● Exercise
Wherever the string "Cases" appears in a line, extract that line.

● Provided records
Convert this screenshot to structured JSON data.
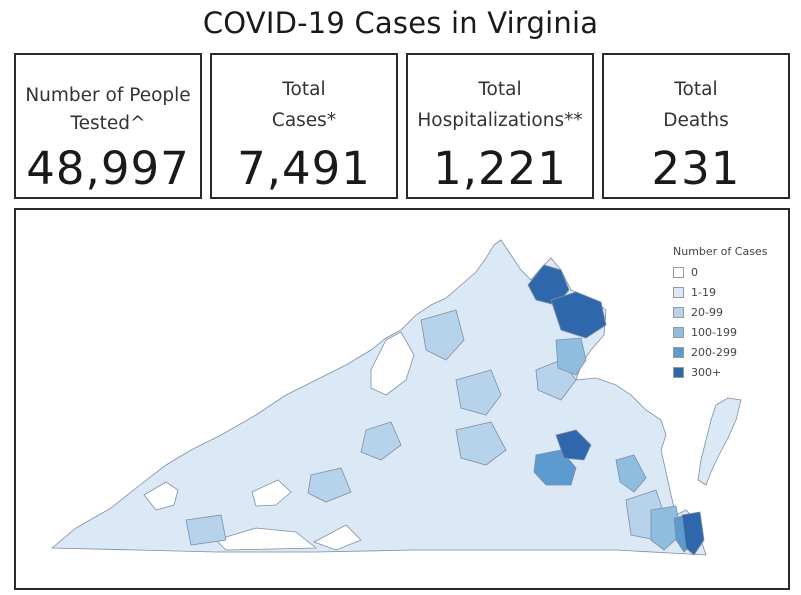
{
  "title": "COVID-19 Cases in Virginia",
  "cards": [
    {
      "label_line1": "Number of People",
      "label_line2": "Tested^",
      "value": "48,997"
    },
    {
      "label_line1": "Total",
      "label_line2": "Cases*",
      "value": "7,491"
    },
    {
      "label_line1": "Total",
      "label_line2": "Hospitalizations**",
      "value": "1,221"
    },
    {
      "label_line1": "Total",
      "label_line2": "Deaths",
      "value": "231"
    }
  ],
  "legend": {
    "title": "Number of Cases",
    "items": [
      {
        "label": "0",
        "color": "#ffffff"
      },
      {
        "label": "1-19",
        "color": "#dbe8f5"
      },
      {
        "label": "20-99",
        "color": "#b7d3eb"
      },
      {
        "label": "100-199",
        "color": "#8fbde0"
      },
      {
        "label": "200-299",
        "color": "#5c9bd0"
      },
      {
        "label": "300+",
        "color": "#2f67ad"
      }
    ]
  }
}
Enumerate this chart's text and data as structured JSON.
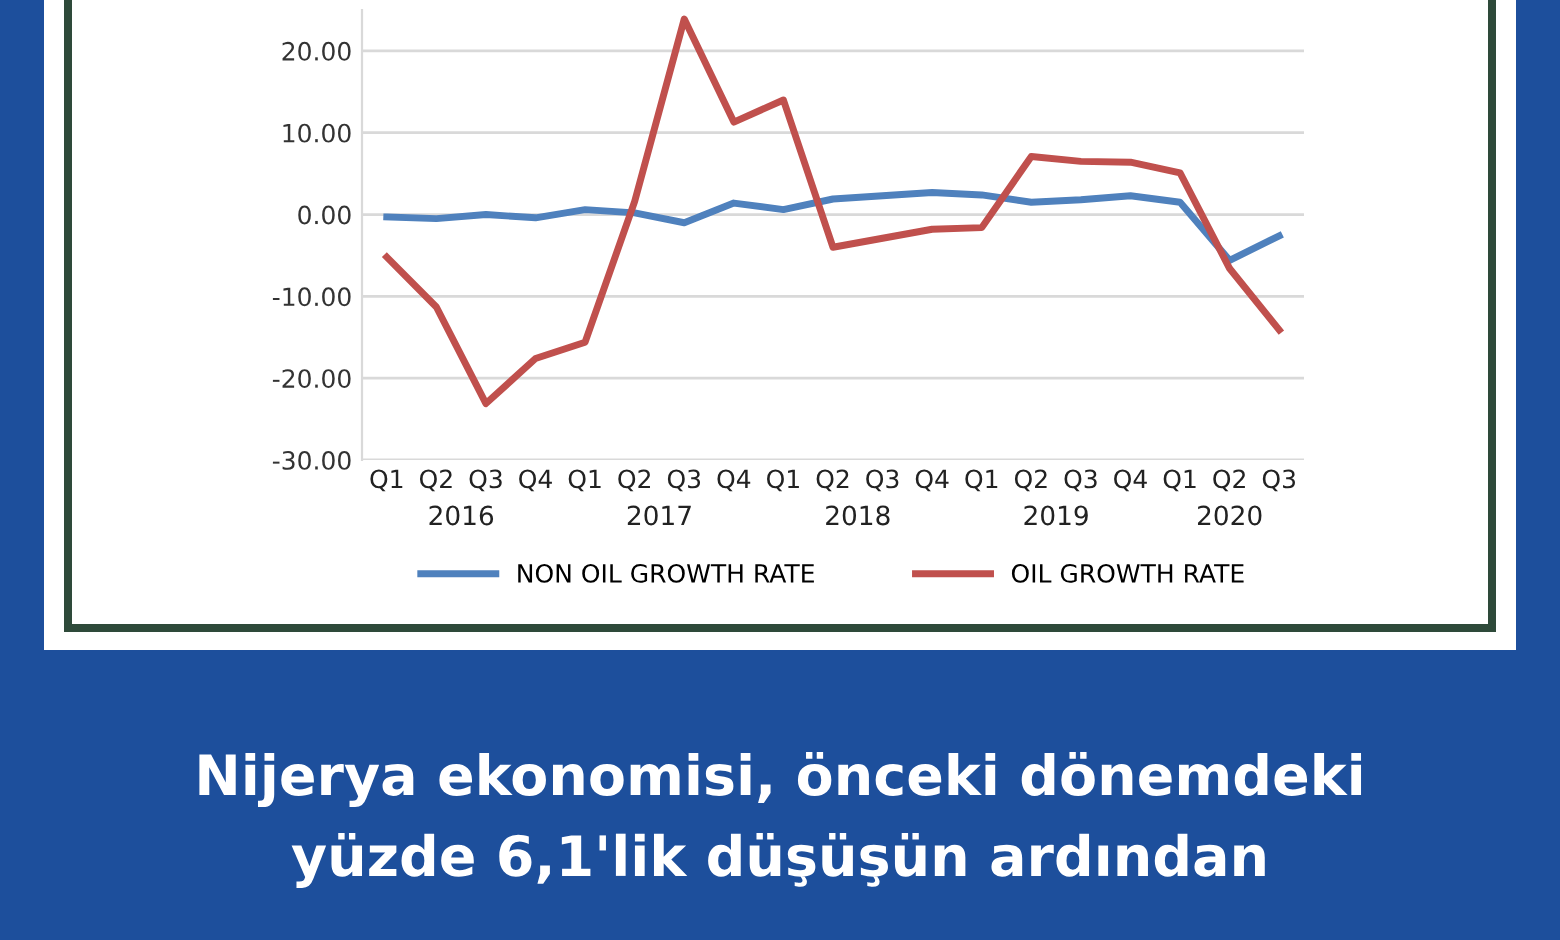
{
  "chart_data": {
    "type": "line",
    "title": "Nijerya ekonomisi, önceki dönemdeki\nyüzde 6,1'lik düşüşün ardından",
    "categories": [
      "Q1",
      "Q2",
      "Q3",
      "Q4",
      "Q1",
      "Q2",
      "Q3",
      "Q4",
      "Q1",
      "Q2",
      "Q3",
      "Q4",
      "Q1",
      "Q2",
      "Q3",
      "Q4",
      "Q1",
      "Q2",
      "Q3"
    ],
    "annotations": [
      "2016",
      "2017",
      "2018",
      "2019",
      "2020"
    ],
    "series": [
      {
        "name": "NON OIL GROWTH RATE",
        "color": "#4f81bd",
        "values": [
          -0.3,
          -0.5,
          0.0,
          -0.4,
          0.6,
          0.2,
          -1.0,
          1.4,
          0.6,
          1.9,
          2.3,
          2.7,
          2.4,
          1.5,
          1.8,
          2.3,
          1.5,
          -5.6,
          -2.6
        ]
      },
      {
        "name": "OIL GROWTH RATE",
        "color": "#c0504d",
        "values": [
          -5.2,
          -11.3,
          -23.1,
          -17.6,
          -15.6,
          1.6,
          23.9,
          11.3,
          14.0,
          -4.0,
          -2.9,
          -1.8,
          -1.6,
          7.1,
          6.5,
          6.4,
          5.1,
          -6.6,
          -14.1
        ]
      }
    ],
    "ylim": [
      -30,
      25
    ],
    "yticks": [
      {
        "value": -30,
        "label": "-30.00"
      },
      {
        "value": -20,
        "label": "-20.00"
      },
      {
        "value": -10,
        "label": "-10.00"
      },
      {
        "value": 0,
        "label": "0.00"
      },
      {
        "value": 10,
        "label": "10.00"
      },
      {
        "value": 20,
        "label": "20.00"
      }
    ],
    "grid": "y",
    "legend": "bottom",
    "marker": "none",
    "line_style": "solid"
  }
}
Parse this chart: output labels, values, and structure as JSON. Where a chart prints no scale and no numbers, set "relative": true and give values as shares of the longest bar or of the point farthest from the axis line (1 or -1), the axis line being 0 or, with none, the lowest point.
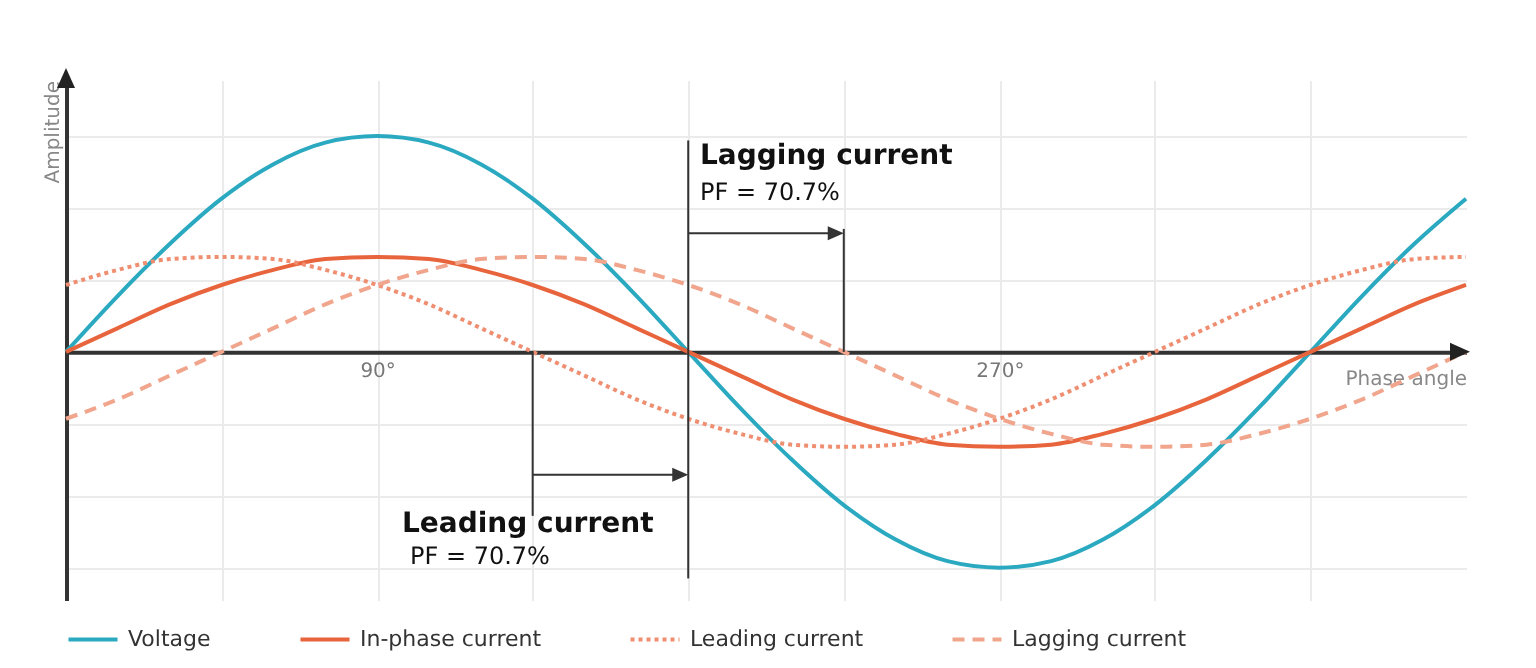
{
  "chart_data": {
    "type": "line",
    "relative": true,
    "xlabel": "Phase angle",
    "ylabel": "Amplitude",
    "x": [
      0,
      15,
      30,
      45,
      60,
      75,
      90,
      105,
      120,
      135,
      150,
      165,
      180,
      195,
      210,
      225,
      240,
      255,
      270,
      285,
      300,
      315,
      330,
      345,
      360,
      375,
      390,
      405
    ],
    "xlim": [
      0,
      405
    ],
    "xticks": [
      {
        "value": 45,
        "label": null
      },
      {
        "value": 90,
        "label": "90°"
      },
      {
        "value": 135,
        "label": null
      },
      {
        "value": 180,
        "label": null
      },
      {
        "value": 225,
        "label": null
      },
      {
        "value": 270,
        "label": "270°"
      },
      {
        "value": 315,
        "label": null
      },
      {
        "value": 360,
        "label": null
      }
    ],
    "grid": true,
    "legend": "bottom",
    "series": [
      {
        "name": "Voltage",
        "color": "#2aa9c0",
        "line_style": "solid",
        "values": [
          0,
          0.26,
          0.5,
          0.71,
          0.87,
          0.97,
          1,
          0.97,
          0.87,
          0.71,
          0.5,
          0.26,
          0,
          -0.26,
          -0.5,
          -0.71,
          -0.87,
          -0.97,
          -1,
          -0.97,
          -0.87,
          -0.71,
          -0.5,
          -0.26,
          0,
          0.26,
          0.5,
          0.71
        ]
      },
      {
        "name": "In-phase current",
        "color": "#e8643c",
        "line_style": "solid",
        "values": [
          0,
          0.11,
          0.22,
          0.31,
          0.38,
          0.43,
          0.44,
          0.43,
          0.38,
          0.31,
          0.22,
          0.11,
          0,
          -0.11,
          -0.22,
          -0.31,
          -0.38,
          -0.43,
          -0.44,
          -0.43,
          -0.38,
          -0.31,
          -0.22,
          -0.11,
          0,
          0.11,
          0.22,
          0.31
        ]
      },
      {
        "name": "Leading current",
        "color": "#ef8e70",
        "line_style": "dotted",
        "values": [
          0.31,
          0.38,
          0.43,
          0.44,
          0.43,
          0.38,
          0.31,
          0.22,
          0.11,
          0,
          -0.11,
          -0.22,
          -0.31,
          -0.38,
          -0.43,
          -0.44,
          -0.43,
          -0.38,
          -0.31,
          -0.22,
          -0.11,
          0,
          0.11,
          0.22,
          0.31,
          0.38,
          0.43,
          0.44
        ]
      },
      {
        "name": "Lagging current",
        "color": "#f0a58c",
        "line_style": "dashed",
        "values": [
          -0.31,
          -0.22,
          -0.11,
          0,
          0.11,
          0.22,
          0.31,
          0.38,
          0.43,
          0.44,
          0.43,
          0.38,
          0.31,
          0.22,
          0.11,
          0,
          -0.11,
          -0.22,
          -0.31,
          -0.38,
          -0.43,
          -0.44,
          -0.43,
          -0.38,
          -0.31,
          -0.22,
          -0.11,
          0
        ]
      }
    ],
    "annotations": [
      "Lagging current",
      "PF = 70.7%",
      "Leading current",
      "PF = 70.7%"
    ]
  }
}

● Result of this task
  "title": "COVID-19 Cases in Virginia",
      "label_line2": "Cases*",
    "title": "Number of Cases",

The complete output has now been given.